■ **WHAT NEEDS TO BE DONE**
Copy every entry exactly as given, minus the images.

--- --- ---

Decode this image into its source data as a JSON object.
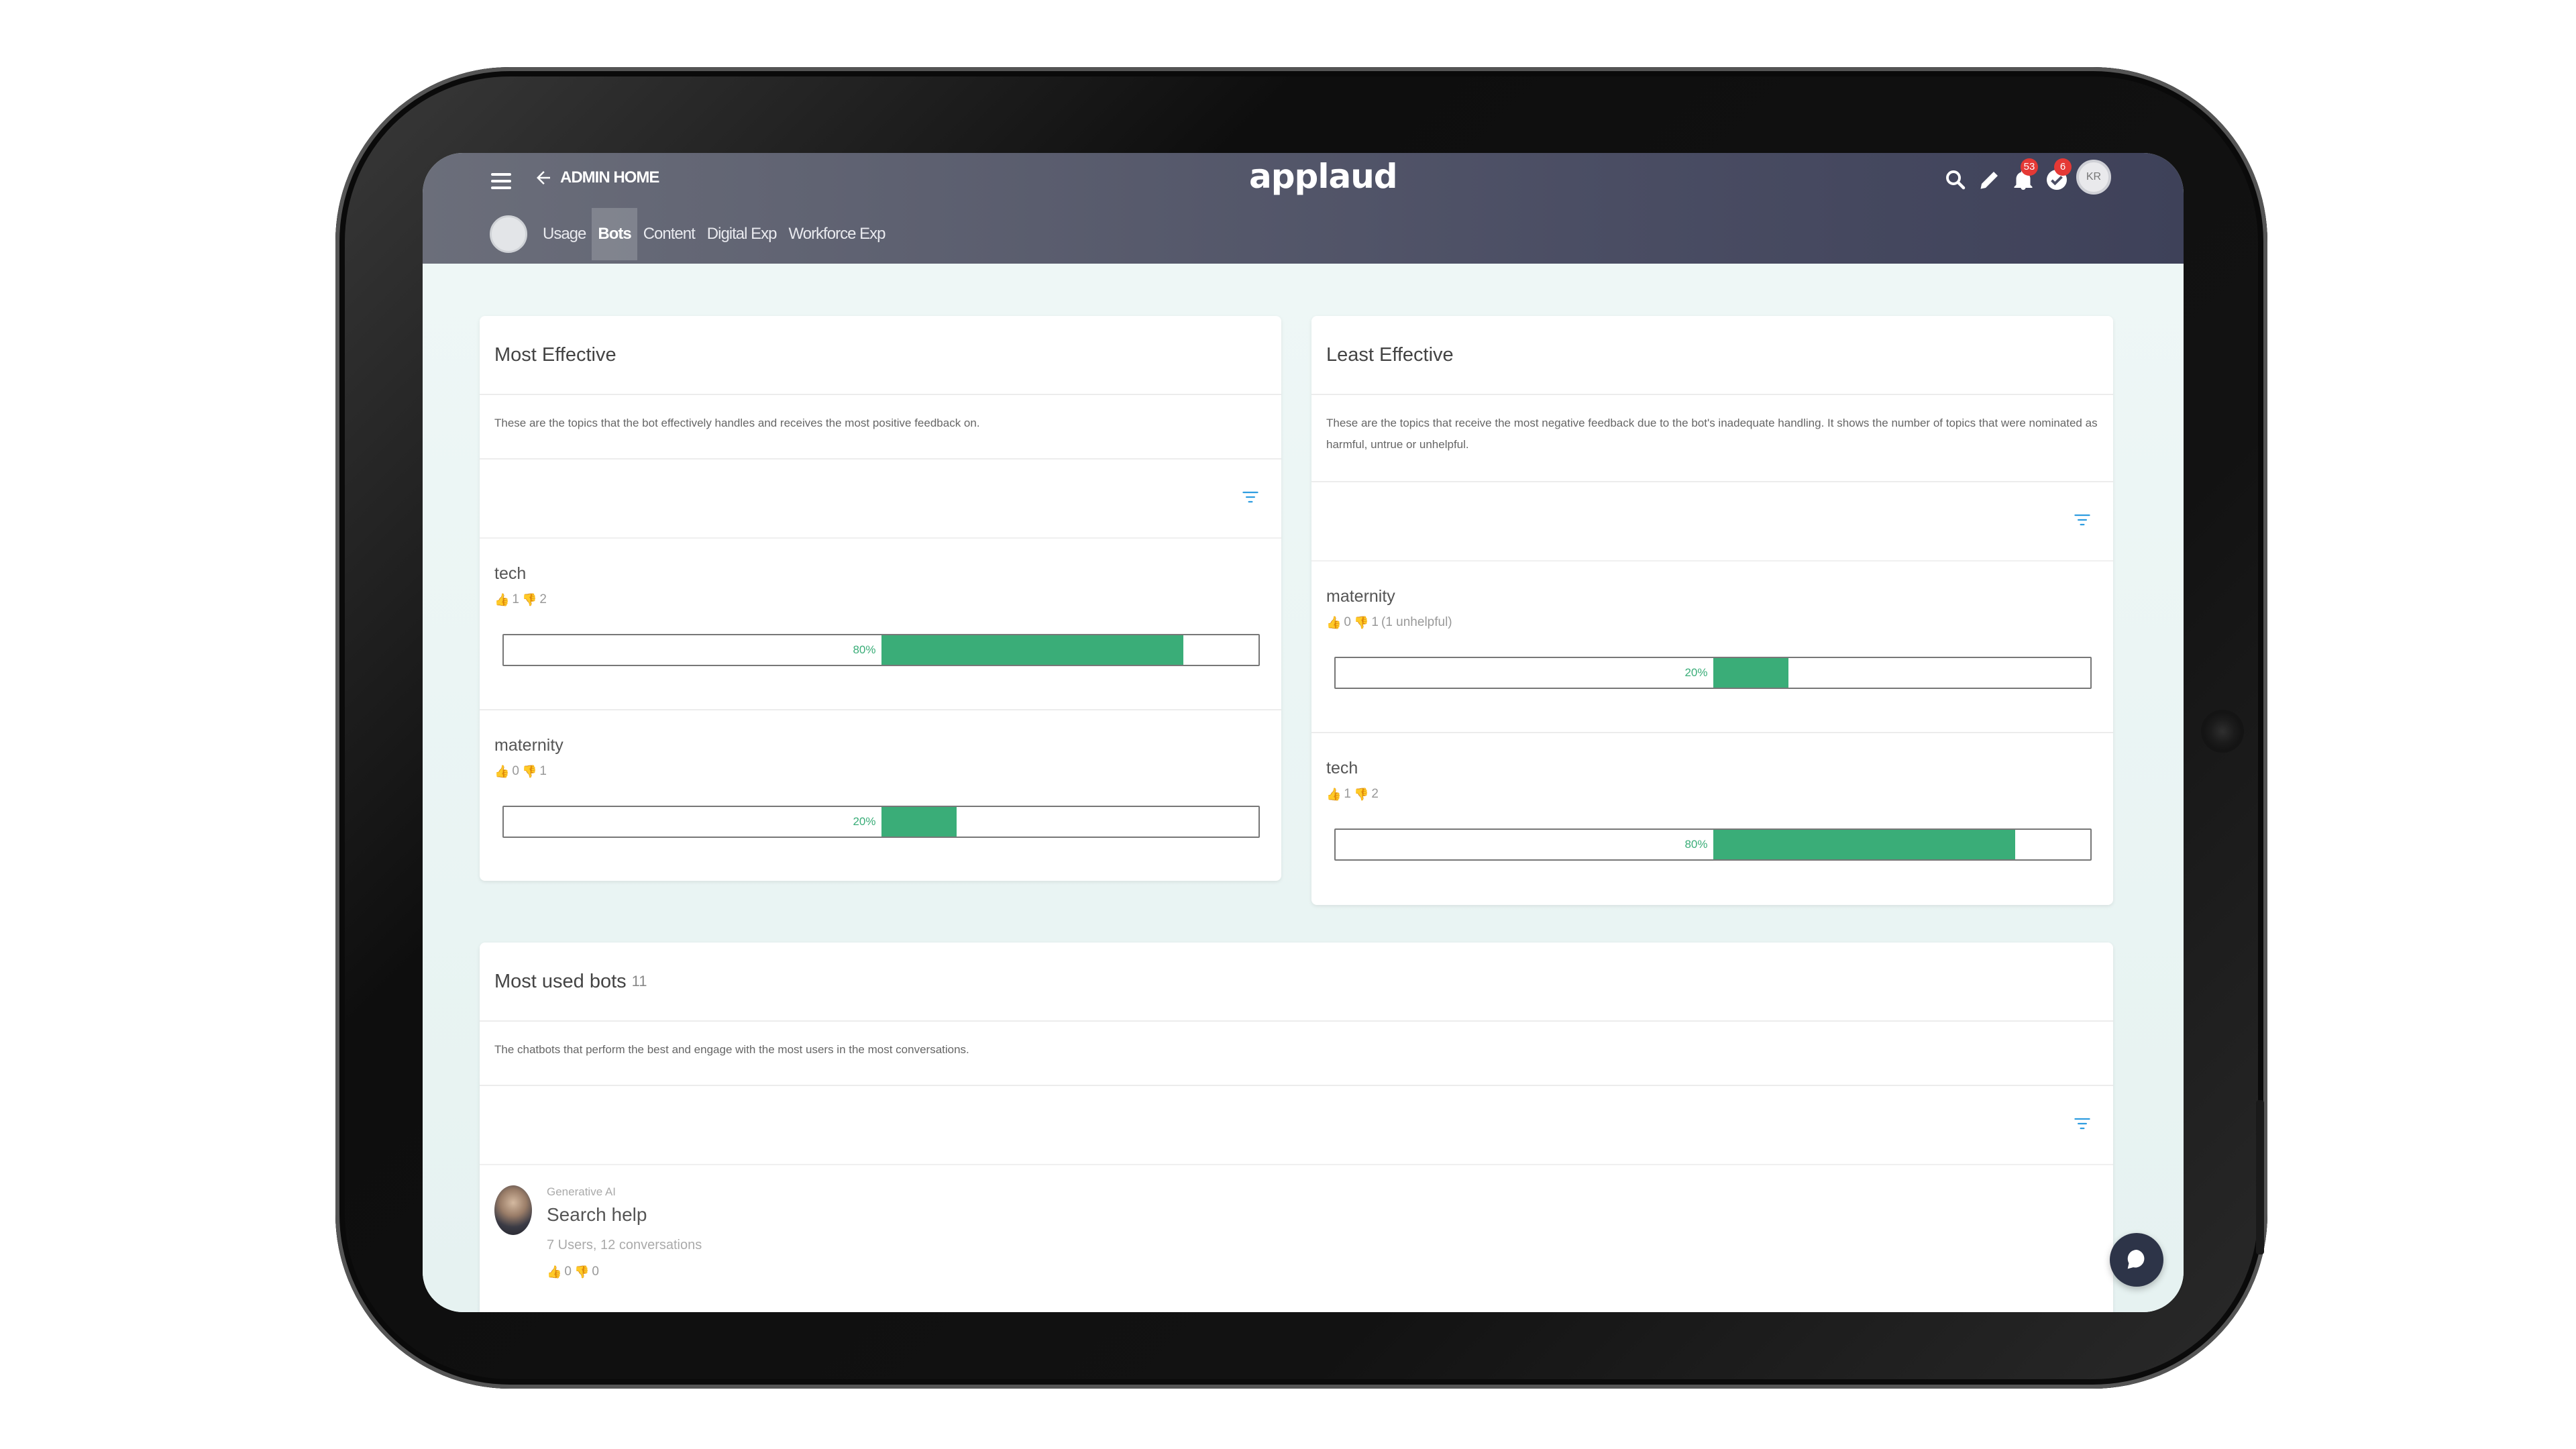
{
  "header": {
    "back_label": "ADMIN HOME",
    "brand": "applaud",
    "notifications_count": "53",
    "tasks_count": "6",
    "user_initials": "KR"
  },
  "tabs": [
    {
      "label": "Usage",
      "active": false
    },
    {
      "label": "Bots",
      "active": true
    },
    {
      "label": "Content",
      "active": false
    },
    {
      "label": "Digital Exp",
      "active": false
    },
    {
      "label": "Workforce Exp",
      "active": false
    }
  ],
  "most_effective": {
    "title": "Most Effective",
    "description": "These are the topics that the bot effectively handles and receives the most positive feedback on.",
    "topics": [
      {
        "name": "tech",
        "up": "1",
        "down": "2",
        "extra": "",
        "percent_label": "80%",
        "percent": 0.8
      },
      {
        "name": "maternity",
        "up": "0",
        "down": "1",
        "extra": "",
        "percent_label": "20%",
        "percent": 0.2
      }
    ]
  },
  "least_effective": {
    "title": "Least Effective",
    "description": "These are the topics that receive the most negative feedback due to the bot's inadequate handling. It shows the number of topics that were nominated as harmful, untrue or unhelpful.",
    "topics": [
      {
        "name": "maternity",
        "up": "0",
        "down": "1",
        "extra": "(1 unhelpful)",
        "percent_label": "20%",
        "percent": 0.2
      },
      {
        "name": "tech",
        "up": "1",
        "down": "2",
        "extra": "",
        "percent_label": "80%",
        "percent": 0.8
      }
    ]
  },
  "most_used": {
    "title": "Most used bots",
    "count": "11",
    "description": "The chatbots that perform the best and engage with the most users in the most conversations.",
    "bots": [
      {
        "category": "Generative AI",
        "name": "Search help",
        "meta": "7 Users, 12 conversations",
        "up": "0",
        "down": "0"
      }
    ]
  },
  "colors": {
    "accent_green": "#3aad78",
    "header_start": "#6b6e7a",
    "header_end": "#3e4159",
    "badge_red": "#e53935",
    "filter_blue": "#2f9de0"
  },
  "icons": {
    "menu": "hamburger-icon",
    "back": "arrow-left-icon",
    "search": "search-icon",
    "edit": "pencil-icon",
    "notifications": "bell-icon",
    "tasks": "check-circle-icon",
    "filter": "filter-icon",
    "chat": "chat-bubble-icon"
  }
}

--- --- ---

■ **RESULT**
Decode this image into its source data as a JSON object.
{
  "header": {
    "back_label": "ADMIN HOME",
    "brand": "applaud",
    "notifications_count": "53",
    "tasks_count": "6",
    "user_initials": "KR"
  },
  "tabs": [
    {
      "label": "Usage",
      "active": false
    },
    {
      "label": "Bots",
      "active": true
    },
    {
      "label": "Content",
      "active": false
    },
    {
      "label": "Digital Exp",
      "active": false
    },
    {
      "label": "Workforce Exp",
      "active": false
    }
  ],
  "most_effective": {
    "title": "Most Effective",
    "description": "These are the topics that the bot effectively handles and receives the most positive feedback on.",
    "topics": [
      {
        "name": "tech",
        "up": "1",
        "down": "2",
        "extra": "",
        "percent_label": "80%",
        "percent": 0.8
      },
      {
        "name": "maternity",
        "up": "0",
        "down": "1",
        "extra": "",
        "percent_label": "20%",
        "percent": 0.2
      }
    ]
  },
  "least_effective": {
    "title": "Least Effective",
    "description": "These are the topics that receive the most negative feedback due to the bot's inadequate handling. It shows the number of topics that were nominated as harmful, untrue or unhelpful.",
    "topics": [
      {
        "name": "maternity",
        "up": "0",
        "down": "1",
        "extra": "(1 unhelpful)",
        "percent_label": "20%",
        "percent": 0.2
      },
      {
        "name": "tech",
        "up": "1",
        "down": "2",
        "extra": "",
        "percent_label": "80%",
        "percent": 0.8
      }
    ]
  },
  "most_used": {
    "title": "Most used bots",
    "count": "11",
    "description": "The chatbots that perform the best and engage with the most users in the most conversations.",
    "bots": [
      {
        "category": "Generative AI",
        "name": "Search help",
        "meta": "7 Users, 12 conversations",
        "up": "0",
        "down": "0"
      }
    ]
  },
  "colors": {
    "accent_green": "#3aad78",
    "header_start": "#6b6e7a",
    "header_end": "#3e4159",
    "badge_red": "#e53935",
    "filter_blue": "#2f9de0"
  },
  "icons": {
    "menu": "hamburger-icon",
    "back": "arrow-left-icon",
    "search": "search-icon",
    "edit": "pencil-icon",
    "notifications": "bell-icon",
    "tasks": "check-circle-icon",
    "filter": "filter-icon",
    "chat": "chat-bubble-icon"
  }
}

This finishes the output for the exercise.